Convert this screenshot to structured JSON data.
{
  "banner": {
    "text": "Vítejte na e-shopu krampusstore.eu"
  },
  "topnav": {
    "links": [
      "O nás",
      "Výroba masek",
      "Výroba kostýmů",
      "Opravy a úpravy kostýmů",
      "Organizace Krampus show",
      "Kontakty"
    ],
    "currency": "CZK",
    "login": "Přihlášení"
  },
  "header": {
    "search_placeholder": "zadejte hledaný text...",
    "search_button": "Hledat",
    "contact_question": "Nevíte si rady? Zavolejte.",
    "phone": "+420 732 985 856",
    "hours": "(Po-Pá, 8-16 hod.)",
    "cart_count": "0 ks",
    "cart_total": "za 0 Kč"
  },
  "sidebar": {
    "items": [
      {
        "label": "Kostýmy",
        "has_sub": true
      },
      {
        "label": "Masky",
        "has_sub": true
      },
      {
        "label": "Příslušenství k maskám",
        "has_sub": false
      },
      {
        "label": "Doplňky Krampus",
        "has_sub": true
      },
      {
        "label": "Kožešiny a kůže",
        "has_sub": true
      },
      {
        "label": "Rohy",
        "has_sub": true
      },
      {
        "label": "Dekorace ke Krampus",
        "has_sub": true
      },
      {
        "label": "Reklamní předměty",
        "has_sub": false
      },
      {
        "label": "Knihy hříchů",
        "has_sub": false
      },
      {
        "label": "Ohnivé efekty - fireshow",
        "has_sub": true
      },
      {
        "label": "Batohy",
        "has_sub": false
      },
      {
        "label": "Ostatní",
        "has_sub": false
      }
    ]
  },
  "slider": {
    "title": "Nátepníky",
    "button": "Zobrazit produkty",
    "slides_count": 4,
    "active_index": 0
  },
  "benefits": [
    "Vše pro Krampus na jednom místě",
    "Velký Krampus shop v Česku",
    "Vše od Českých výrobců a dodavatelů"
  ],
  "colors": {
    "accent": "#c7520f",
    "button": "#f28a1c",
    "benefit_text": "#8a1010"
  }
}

★ ★ ★ ★

Return each line of the records above exactly as it reads.

Convert this screenshot to structured JSON data.
{
  "banner": {
    "text": "Vítejte na e-shopu krampusstore.eu"
  },
  "topnav": {
    "links": [
      "O nás",
      "Výroba masek",
      "Výroba kostýmů",
      "Opravy a úpravy kostýmů",
      "Organizace Krampus show",
      "Kontakty"
    ],
    "currency": "CZK",
    "login": "Přihlášení"
  },
  "header": {
    "search_placeholder": "zadejte hledaný text...",
    "search_button": "Hledat",
    "contact_question": "Nevíte si rady? Zavolejte.",
    "phone": "+420 732 985 856",
    "hours": "(Po-Pá, 8-16 hod.)",
    "cart_count": "0 ks",
    "cart_total": "za 0 Kč"
  },
  "sidebar": {
    "items": [
      {
        "label": "Kostýmy",
        "has_sub": true
      },
      {
        "label": "Masky",
        "has_sub": true
      },
      {
        "label": "Příslušenství k maskám",
        "has_sub": false
      },
      {
        "label": "Doplňky Krampus",
        "has_sub": true
      },
      {
        "label": "Kožešiny a kůže",
        "has_sub": true
      },
      {
        "label": "Rohy",
        "has_sub": true
      },
      {
        "label": "Dekorace ke Krampus",
        "has_sub": true
      },
      {
        "label": "Reklamní předměty",
        "has_sub": false
      },
      {
        "label": "Knihy hříchů",
        "has_sub": false
      },
      {
        "label": "Ohnivé efekty - fireshow",
        "has_sub": true
      },
      {
        "label": "Batohy",
        "has_sub": false
      },
      {
        "label": "Ostatní",
        "has_sub": false
      }
    ]
  },
  "slider": {
    "title": "Nátepníky",
    "button": "Zobrazit produkty",
    "slides_count": 4,
    "active_index": 0
  },
  "benefits": [
    "Vše pro Krampus na jednom místě",
    "Velký Krampus shop v Česku",
    "Vše od Českých výrobců a dodavatelů"
  ],
  "colors": {
    "accent": "#c7520f",
    "button": "#f28a1c",
    "benefit_text": "#8a1010"
  }
}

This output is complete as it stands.